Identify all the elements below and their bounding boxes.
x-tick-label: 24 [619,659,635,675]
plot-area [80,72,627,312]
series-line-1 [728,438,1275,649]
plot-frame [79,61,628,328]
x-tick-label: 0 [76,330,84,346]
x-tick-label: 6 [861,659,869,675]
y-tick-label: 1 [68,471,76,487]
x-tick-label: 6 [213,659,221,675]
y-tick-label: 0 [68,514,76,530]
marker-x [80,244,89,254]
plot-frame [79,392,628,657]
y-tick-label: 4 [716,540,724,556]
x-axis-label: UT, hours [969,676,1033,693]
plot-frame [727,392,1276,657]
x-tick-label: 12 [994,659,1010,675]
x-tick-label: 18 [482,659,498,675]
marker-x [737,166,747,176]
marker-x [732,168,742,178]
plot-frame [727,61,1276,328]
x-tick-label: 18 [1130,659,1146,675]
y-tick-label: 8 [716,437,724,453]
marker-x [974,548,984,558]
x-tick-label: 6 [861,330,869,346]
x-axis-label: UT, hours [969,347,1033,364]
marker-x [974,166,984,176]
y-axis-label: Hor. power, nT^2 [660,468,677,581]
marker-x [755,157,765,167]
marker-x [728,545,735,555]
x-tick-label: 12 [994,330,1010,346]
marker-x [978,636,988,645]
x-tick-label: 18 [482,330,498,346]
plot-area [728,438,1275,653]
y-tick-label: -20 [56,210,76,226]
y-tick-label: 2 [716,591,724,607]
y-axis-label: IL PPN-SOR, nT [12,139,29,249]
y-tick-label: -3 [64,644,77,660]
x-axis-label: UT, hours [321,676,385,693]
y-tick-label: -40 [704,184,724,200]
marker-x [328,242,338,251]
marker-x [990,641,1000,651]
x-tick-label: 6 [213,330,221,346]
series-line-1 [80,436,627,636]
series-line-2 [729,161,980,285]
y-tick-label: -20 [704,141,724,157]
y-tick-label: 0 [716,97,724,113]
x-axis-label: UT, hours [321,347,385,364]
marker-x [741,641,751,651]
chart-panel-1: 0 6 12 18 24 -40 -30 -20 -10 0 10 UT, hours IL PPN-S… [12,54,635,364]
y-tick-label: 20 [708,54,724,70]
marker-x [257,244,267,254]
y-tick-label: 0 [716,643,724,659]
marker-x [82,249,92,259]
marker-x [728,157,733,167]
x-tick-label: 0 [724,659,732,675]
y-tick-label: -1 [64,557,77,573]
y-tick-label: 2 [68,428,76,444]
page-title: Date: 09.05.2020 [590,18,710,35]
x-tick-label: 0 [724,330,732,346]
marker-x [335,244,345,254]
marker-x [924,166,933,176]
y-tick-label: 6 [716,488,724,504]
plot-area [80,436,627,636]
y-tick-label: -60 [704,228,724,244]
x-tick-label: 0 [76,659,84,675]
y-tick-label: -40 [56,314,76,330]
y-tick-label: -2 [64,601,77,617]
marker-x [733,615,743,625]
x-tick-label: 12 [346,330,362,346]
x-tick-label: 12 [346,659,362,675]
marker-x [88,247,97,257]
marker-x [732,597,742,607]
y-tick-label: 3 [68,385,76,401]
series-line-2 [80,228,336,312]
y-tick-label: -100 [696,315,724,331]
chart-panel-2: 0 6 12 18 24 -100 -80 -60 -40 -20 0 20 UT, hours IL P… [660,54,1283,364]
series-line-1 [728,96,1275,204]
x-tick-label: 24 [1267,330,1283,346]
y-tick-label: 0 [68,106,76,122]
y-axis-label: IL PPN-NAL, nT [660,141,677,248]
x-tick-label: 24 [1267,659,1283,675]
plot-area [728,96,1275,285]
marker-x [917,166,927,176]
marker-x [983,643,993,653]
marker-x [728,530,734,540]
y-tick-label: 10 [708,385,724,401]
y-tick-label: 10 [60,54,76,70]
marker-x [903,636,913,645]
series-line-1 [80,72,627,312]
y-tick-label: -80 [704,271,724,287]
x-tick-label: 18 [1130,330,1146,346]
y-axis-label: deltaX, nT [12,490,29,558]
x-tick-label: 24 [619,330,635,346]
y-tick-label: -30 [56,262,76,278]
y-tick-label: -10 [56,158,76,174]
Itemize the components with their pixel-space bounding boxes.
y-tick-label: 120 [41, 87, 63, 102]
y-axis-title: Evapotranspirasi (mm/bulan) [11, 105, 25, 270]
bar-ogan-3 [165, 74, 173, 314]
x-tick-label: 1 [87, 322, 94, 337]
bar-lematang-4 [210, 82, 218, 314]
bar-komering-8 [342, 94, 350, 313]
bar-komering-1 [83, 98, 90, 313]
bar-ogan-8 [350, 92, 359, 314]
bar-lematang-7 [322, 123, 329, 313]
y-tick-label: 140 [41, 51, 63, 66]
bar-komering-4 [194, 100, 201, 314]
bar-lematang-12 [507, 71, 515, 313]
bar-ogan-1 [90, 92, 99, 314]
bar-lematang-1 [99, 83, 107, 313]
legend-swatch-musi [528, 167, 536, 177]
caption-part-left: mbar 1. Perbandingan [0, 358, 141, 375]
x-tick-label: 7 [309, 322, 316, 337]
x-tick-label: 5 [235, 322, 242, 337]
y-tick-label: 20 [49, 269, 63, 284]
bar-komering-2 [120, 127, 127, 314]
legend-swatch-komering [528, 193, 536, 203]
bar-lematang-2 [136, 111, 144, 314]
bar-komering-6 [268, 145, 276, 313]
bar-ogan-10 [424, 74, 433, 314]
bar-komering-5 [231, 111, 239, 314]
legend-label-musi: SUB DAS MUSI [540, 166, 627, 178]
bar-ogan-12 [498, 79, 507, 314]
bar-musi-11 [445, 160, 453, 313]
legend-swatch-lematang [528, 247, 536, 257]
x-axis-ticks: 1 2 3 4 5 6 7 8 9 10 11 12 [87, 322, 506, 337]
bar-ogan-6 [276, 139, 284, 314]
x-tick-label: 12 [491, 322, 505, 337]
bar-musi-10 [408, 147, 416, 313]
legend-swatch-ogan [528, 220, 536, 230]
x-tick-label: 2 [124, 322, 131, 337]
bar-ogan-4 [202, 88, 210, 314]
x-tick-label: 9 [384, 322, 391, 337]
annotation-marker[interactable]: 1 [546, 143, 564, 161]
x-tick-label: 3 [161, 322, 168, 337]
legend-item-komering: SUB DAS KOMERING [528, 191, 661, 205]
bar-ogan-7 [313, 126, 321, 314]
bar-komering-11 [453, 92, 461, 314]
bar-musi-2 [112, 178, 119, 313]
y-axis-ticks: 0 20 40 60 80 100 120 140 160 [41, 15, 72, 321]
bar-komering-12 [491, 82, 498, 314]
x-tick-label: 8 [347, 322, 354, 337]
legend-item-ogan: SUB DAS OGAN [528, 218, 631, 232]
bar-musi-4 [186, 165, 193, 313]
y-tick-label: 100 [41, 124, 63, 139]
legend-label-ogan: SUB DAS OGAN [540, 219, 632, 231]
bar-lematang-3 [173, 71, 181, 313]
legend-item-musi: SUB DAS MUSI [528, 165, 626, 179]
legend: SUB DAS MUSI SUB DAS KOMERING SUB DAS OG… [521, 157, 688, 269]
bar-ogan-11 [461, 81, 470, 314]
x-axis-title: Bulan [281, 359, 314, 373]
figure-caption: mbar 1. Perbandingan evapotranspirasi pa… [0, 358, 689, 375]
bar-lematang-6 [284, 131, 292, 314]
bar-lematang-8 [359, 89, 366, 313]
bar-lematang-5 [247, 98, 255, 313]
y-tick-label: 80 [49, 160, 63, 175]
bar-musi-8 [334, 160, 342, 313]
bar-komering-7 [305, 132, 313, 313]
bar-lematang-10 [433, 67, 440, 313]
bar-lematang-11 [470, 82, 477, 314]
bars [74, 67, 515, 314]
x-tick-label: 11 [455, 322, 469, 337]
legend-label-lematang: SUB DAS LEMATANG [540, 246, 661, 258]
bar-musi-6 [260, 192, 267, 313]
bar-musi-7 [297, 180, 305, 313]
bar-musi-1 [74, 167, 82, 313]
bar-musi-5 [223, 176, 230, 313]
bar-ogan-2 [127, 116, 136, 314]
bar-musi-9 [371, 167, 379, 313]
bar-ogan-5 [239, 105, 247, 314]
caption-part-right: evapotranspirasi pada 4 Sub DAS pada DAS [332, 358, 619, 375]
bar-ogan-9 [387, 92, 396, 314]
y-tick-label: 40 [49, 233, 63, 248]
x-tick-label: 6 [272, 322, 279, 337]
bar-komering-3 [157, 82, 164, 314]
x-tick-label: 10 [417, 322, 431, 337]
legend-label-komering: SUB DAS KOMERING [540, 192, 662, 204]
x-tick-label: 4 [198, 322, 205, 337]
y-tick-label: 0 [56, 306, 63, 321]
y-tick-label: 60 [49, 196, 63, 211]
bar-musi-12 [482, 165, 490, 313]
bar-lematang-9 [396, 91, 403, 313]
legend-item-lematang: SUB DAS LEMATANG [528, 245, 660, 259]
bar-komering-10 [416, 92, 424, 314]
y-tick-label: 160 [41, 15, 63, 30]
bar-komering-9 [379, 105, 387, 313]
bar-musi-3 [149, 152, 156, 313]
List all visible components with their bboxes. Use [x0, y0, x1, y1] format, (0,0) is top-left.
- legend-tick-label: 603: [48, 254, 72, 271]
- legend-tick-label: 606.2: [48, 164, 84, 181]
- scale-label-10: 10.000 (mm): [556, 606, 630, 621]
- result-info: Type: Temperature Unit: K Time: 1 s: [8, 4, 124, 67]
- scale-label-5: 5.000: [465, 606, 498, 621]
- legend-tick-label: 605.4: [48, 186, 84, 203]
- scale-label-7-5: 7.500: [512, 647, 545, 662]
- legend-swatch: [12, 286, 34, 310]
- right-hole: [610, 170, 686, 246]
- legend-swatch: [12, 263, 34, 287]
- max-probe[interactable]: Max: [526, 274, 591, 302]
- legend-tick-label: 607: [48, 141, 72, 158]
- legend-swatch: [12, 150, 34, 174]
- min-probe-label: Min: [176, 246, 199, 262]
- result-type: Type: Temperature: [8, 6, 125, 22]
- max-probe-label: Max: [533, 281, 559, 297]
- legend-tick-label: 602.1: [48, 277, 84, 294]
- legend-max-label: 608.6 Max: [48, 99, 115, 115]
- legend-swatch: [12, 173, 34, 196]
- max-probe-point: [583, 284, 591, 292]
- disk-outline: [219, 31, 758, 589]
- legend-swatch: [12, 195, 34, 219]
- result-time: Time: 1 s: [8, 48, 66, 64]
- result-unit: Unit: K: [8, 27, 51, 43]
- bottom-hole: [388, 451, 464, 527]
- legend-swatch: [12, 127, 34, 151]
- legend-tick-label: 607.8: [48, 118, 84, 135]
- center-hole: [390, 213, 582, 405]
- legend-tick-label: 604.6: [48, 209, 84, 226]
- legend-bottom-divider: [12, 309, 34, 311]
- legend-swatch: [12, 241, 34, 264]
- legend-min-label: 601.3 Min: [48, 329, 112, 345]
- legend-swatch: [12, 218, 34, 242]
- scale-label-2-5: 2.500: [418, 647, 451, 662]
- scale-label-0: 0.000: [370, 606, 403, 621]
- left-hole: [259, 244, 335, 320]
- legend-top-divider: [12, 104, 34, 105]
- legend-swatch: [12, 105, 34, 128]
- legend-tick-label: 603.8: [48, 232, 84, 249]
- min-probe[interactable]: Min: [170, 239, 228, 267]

================================

# [Given request]
Reproduce the rows verbatim, from the first row through the line containing "marker-x [741,641,751,651]".

# [Solution for this problem]
Identify all the elements below and their bounding boxes.
x-tick-label: 24 [619,659,635,675]
plot-area [80,72,627,312]
series-line-1 [728,438,1275,649]
plot-frame [79,61,628,328]
x-tick-label: 0 [76,330,84,346]
x-tick-label: 6 [861,659,869,675]
y-tick-label: 1 [68,471,76,487]
x-tick-label: 6 [213,659,221,675]
y-tick-label: 0 [68,514,76,530]
marker-x [80,244,89,254]
plot-frame [79,392,628,657]
y-tick-label: 4 [716,540,724,556]
x-axis-label: UT, hours [969,676,1033,693]
plot-frame [727,392,1276,657]
x-tick-label: 12 [994,659,1010,675]
x-tick-label: 18 [482,659,498,675]
marker-x [737,166,747,176]
marker-x [732,168,742,178]
plot-frame [727,61,1276,328]
x-tick-label: 18 [1130,659,1146,675]
y-tick-label: 8 [716,437,724,453]
marker-x [974,548,984,558]
x-tick-label: 6 [861,330,869,346]
x-axis-label: UT, hours [969,347,1033,364]
marker-x [974,166,984,176]
y-axis-label: Hor. power, nT^2 [660,468,677,581]
marker-x [755,157,765,167]
marker-x [728,545,735,555]
x-tick-label: 12 [994,330,1010,346]
marker-x [978,636,988,645]
x-tick-label: 18 [482,330,498,346]
plot-area [728,438,1275,653]
y-tick-label: -20 [56,210,76,226]
y-tick-label: 2 [716,591,724,607]
y-axis-label: IL PPN-SOR, nT [12,139,29,249]
y-tick-label: -3 [64,644,77,660]
x-axis-label: UT, hours [321,676,385,693]
y-tick-label: -40 [704,184,724,200]
marker-x [328,242,338,251]
marker-x [990,641,1000,651]
x-tick-label: 6 [213,330,221,346]
series-line-1 [80,436,627,636]
series-line-2 [729,161,980,285]
y-tick-label: -20 [704,141,724,157]
y-tick-label: 0 [716,97,724,113]
x-axis-label: UT, hours [321,347,385,364]
marker-x [741,641,751,651]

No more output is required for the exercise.